* [WHAT IS ASKED]: Below are some entries. Work out how many of their lines hold the word "Kirchsteiger", and write that number alone.

* [TASK MATERIAL]:

════

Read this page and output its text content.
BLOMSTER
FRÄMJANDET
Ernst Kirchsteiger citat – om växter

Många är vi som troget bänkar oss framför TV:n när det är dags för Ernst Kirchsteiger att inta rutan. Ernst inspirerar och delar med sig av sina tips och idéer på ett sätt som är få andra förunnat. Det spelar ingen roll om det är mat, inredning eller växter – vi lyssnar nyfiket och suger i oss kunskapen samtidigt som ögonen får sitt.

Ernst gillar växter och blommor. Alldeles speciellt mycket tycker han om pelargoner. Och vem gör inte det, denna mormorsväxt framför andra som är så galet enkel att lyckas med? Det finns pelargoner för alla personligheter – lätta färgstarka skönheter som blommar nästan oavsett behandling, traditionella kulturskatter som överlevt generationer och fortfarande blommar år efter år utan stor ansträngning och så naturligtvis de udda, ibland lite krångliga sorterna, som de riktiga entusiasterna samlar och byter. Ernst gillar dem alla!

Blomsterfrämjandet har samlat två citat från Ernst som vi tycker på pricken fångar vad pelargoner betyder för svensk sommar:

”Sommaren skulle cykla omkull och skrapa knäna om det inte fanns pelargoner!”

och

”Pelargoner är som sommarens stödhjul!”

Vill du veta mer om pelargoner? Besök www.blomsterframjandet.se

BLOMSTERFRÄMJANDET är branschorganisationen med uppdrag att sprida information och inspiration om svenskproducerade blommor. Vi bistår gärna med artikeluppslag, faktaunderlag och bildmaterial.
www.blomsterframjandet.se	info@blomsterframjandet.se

════

* [EXPECTED OUTPUT]: 2